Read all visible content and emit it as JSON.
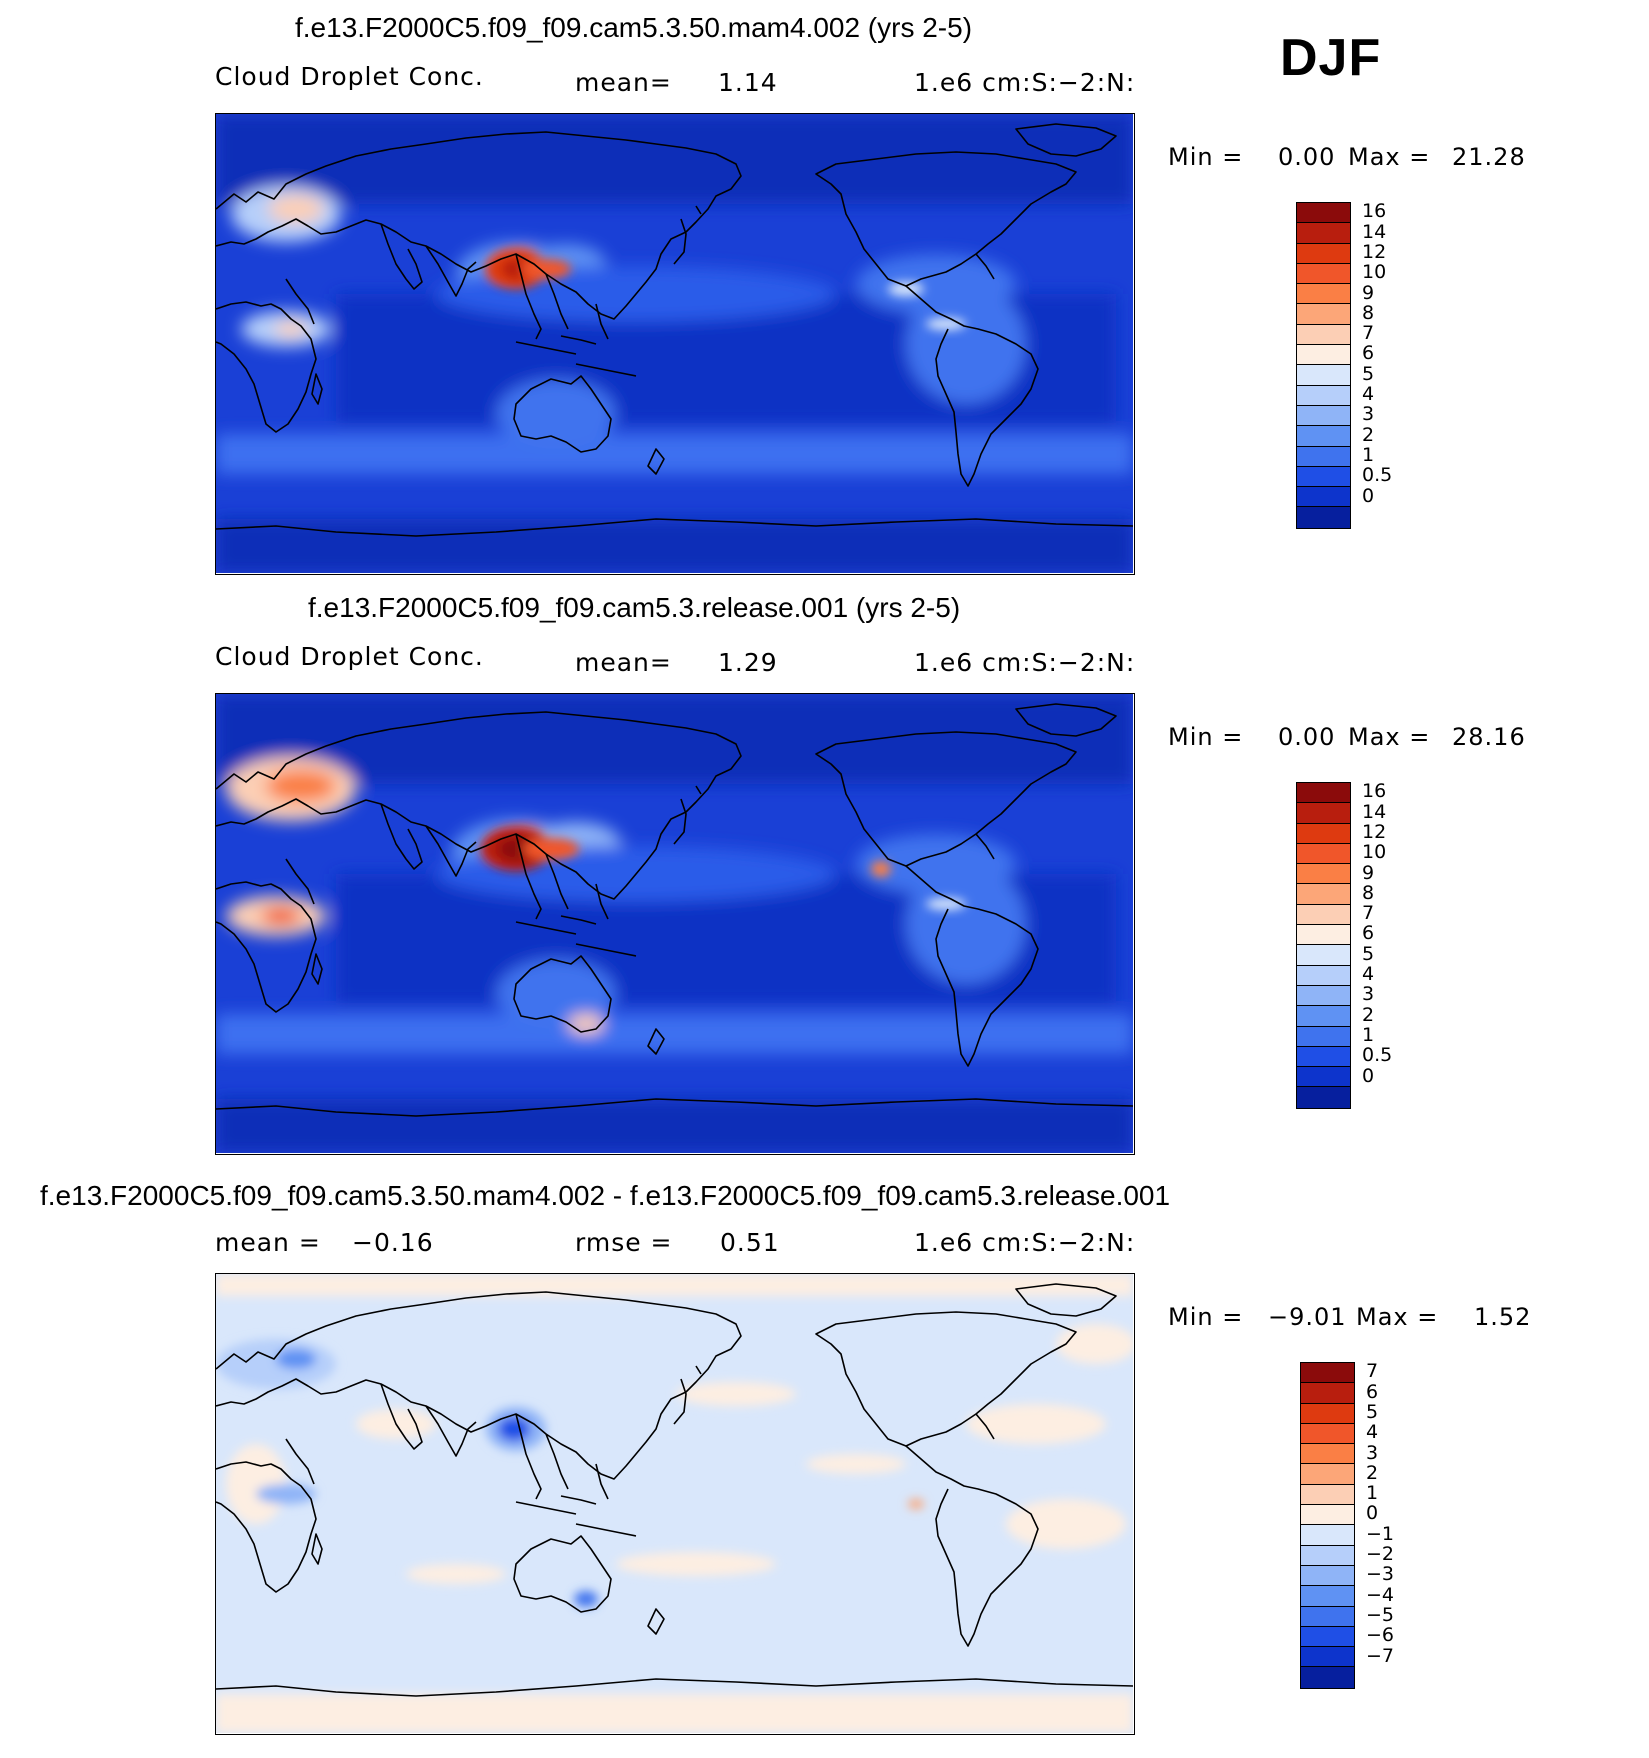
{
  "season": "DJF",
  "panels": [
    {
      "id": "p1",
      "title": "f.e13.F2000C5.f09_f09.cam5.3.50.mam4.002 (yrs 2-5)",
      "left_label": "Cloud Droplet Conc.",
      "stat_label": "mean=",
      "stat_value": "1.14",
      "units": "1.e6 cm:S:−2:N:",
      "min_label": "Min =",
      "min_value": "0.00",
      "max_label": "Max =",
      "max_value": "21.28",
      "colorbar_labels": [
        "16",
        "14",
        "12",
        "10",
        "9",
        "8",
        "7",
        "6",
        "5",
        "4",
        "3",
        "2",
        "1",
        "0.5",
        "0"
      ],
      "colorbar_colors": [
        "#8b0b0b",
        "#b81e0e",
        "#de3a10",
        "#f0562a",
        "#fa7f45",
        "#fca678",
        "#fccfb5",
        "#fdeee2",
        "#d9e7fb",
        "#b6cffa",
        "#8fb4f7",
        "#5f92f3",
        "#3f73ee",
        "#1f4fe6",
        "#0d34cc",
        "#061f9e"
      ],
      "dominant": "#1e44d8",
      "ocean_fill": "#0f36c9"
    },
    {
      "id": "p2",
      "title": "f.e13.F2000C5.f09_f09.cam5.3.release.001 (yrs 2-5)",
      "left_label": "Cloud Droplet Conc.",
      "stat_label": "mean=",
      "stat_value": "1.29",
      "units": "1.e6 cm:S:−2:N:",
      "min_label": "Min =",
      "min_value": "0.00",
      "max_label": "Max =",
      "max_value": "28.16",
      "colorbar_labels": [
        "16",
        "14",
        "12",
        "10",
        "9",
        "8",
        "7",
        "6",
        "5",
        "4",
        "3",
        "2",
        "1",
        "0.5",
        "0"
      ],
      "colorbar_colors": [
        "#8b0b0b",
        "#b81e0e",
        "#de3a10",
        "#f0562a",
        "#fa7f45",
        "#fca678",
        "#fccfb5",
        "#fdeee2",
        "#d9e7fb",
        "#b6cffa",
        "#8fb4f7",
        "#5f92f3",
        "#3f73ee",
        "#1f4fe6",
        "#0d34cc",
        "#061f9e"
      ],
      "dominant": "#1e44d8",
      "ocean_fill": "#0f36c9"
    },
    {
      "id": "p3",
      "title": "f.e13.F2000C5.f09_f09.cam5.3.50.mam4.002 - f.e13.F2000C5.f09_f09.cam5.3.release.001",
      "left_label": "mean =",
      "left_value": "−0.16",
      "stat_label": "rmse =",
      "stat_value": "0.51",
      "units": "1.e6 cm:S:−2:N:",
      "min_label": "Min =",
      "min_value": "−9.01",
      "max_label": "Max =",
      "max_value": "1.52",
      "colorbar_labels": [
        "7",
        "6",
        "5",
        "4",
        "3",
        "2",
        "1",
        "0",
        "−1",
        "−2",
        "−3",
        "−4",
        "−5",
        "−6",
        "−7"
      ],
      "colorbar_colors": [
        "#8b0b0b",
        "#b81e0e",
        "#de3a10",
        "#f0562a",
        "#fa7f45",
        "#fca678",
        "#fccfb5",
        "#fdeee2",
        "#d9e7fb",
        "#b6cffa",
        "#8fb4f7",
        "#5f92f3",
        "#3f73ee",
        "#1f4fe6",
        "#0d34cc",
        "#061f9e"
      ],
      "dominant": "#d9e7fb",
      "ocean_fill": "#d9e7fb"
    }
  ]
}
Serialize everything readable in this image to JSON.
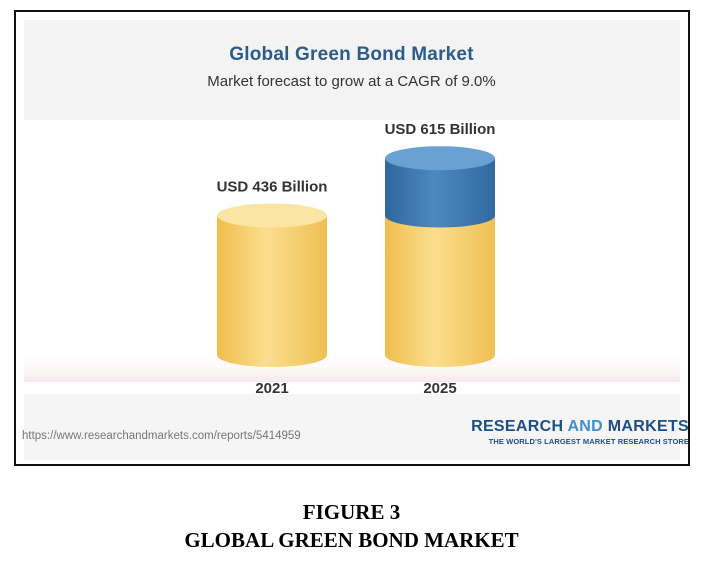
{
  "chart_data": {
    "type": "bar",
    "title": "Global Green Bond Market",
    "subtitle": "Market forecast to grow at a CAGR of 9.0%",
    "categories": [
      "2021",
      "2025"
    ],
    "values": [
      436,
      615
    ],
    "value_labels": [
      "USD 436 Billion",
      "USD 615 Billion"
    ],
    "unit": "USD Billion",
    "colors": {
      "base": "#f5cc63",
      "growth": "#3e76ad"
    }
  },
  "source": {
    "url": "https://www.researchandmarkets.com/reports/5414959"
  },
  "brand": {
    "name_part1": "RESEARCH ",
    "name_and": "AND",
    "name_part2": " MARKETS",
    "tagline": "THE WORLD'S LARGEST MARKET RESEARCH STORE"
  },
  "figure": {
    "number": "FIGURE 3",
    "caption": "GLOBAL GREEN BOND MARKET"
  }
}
######
Leave out the pictures and copy everything else in the records word for word.

Read all visible content and emit it as JSON.
{
  "season": "DJF",
  "panels": [
    {
      "id": "p1",
      "title": "f.e13.F2000C5.f09_f09.cam5.3.50.mam4.002 (yrs 2-5)",
      "left_label": "Cloud Droplet Conc.",
      "stat_label": "mean=",
      "stat_value": "1.14",
      "units": "1.e6 cm:S:−2:N:",
      "min_label": "Min =",
      "min_value": "0.00",
      "max_label": "Max =",
      "max_value": "21.28",
      "colorbar_labels": [
        "16",
        "14",
        "12",
        "10",
        "9",
        "8",
        "7",
        "6",
        "5",
        "4",
        "3",
        "2",
        "1",
        "0.5",
        "0"
      ],
      "colorbar_colors": [
        "#8b0b0b",
        "#b81e0e",
        "#de3a10",
        "#f0562a",
        "#fa7f45",
        "#fca678",
        "#fccfb5",
        "#fdeee2",
        "#d9e7fb",
        "#b6cffa",
        "#8fb4f7",
        "#5f92f3",
        "#3f73ee",
        "#1f4fe6",
        "#0d34cc",
        "#061f9e"
      ],
      "dominant": "#1e44d8",
      "ocean_fill": "#0f36c9"
    },
    {
      "id": "p2",
      "title": "f.e13.F2000C5.f09_f09.cam5.3.release.001 (yrs 2-5)",
      "left_label": "Cloud Droplet Conc.",
      "stat_label": "mean=",
      "stat_value": "1.29",
      "units": "1.e6 cm:S:−2:N:",
      "min_label": "Min =",
      "min_value": "0.00",
      "max_label": "Max =",
      "max_value": "28.16",
      "colorbar_labels": [
        "16",
        "14",
        "12",
        "10",
        "9",
        "8",
        "7",
        "6",
        "5",
        "4",
        "3",
        "2",
        "1",
        "0.5",
        "0"
      ],
      "colorbar_colors": [
        "#8b0b0b",
        "#b81e0e",
        "#de3a10",
        "#f0562a",
        "#fa7f45",
        "#fca678",
        "#fccfb5",
        "#fdeee2",
        "#d9e7fb",
        "#b6cffa",
        "#8fb4f7",
        "#5f92f3",
        "#3f73ee",
        "#1f4fe6",
        "#0d34cc",
        "#061f9e"
      ],
      "dominant": "#1e44d8",
      "ocean_fill": "#0f36c9"
    },
    {
      "id": "p3",
      "title": "f.e13.F2000C5.f09_f09.cam5.3.50.mam4.002 - f.e13.F2000C5.f09_f09.cam5.3.release.001",
      "left_label": "mean =",
      "left_value": "−0.16",
      "stat_label": "rmse =",
      "stat_value": "0.51",
      "units": "1.e6 cm:S:−2:N:",
      "min_label": "Min =",
      "min_value": "−9.01",
      "max_label": "Max =",
      "max_value": "1.52",
      "colorbar_labels": [
        "7",
        "6",
        "5",
        "4",
        "3",
        "2",
        "1",
        "0",
        "−1",
        "−2",
        "−3",
        "−4",
        "−5",
        "−6",
        "−7"
      ],
      "colorbar_colors": [
        "#8b0b0b",
        "#b81e0e",
        "#de3a10",
        "#f0562a",
        "#fa7f45",
        "#fca678",
        "#fccfb5",
        "#fdeee2",
        "#d9e7fb",
        "#b6cffa",
        "#8fb4f7",
        "#5f92f3",
        "#3f73ee",
        "#1f4fe6",
        "#0d34cc",
        "#061f9e"
      ],
      "dominant": "#d9e7fb",
      "ocean_fill": "#d9e7fb"
    }
  ]
}
Serialize everything readable in this image to JSON.
{
  "chart_data": {
    "type": "bar",
    "title": "Global Green Bond Market",
    "subtitle": "Market forecast to grow at a CAGR of 9.0%",
    "categories": [
      "2021",
      "2025"
    ],
    "values": [
      436,
      615
    ],
    "value_labels": [
      "USD 436 Billion",
      "USD 615 Billion"
    ],
    "unit": "USD Billion",
    "colors": {
      "base": "#f5cc63",
      "growth": "#3e76ad"
    }
  },
  "source": {
    "url": "https://www.researchandmarkets.com/reports/5414959"
  },
  "brand": {
    "name_part1": "RESEARCH ",
    "name_and": "AND",
    "name_part2": " MARKETS",
    "tagline": "THE WORLD'S LARGEST MARKET RESEARCH STORE"
  },
  "figure": {
    "number": "FIGURE 3",
    "caption": "GLOBAL GREEN BOND MARKET"
  }
}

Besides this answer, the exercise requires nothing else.